-- Begin --

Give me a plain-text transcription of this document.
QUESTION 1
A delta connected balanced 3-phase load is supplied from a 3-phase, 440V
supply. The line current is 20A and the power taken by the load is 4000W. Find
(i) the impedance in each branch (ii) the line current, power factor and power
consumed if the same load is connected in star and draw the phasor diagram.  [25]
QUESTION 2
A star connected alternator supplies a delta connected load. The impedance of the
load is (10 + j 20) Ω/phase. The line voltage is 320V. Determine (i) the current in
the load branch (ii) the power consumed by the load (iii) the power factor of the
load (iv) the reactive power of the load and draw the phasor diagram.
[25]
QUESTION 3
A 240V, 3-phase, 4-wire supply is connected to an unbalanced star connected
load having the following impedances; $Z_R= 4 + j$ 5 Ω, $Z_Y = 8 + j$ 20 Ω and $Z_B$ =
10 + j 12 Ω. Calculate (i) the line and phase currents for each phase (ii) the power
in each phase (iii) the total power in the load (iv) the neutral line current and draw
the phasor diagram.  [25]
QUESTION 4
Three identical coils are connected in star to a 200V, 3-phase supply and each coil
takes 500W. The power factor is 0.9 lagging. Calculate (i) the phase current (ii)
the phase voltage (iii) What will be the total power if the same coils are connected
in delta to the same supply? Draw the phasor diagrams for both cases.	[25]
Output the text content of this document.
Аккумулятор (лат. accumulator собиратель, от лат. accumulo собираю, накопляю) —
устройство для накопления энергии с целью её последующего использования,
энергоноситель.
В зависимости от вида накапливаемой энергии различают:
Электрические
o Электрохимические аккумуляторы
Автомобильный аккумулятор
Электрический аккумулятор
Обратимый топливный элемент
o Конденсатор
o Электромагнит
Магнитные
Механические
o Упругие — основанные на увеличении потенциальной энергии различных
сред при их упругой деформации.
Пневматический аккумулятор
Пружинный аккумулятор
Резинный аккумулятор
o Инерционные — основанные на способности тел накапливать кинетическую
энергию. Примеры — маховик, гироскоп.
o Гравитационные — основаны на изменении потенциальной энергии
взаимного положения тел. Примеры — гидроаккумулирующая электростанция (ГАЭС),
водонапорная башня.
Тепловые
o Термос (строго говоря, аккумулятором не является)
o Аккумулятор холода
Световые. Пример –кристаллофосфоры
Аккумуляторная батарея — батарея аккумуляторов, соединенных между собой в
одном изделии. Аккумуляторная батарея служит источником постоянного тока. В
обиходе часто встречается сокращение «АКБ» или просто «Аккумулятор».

-- End --

**Task description**:
Which lines hold the string "QUESTION"? Copy all of them from the data above.

**Final result**:
QUESTION 1
QUESTION 2
QUESTION 3
QUESTION 4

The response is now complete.